→ WHAT THE TASK REQUIRES
Identify the lines bearing the string "الأمر" and gather them.

[Dataset entries]
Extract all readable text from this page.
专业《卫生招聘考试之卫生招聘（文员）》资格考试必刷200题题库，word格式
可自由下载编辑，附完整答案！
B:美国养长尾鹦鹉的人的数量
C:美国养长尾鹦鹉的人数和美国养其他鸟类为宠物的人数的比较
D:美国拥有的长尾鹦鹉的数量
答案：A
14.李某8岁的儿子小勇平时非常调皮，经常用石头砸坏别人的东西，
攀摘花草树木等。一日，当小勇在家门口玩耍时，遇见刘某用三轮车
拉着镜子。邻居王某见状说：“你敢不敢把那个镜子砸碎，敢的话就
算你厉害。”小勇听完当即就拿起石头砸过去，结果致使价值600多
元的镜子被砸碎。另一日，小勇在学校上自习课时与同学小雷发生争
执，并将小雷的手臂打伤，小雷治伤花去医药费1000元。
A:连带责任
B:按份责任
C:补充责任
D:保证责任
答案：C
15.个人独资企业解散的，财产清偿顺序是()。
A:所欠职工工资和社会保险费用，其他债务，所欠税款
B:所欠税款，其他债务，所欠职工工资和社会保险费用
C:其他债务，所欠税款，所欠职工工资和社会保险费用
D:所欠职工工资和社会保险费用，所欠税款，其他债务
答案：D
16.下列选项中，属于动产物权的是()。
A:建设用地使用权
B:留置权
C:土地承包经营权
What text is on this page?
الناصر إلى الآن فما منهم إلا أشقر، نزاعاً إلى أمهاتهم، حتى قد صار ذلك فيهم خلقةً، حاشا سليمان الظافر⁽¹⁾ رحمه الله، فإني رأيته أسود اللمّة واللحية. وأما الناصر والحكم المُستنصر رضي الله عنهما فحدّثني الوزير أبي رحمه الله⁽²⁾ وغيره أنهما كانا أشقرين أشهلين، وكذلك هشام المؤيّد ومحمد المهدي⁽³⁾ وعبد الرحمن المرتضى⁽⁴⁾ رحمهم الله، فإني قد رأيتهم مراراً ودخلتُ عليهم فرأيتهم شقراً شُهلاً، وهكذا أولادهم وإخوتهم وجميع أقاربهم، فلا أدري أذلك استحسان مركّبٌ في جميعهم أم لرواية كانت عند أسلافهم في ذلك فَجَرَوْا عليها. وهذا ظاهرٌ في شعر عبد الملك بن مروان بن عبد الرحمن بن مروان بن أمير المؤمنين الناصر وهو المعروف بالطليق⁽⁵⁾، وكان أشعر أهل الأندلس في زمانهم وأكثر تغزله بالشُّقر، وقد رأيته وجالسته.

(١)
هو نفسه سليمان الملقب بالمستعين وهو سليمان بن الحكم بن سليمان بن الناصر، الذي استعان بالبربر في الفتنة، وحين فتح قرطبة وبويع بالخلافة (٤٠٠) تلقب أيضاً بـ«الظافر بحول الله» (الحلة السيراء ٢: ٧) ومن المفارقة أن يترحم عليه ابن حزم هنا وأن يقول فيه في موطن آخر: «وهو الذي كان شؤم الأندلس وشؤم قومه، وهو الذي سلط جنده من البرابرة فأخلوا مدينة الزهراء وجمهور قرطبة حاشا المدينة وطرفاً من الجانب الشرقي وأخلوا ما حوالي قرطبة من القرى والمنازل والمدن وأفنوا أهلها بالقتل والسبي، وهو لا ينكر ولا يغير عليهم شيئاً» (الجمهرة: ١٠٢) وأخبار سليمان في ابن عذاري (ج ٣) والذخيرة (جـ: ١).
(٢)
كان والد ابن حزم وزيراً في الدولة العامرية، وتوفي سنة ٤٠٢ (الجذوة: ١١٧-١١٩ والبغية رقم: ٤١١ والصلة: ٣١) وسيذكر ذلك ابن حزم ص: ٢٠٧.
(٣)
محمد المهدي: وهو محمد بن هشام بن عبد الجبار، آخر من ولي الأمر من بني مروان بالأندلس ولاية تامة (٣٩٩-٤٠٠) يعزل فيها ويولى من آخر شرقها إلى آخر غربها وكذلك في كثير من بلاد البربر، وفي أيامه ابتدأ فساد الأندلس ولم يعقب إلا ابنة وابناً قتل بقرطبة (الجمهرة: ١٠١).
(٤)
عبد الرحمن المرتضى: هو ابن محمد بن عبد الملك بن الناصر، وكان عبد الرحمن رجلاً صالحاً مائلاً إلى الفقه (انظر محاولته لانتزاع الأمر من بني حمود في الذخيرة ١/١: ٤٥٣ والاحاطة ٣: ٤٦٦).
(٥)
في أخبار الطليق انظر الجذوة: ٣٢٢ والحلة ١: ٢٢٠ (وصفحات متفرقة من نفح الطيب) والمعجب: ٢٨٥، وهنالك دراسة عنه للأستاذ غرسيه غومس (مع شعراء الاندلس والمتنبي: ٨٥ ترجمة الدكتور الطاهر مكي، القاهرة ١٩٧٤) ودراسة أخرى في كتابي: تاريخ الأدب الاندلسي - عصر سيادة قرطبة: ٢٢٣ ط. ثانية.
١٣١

→ THE SOLUTION
محمد المهدي: وهو محمد بن هشام بن عبد الجبار، آخر من ولي الأمر من بني مروان بالأندلس ولاية تامة (٣٩٩-٤٠٠) يعزل فيها ويولى من آخر شرقها إلى آخر غربها وكذلك في كثير من بلاد البربر، وفي أيامه ابتدأ فساد الأندلس ولم يعقب إلا ابنة وابناً قتل بقرطبة (الجمهرة: ١٠١).
عبد الرحمن المرتضى: هو ابن محمد بن عبد الملك بن الناصر، وكان عبد الرحمن رجلاً صالحاً مائلاً إلى الفقه (انظر محاولته لانتزاع الأمر من بني حمود في الذخيرة ١/١: ٤٥٣ والاحاطة ٣: ٤٦٦).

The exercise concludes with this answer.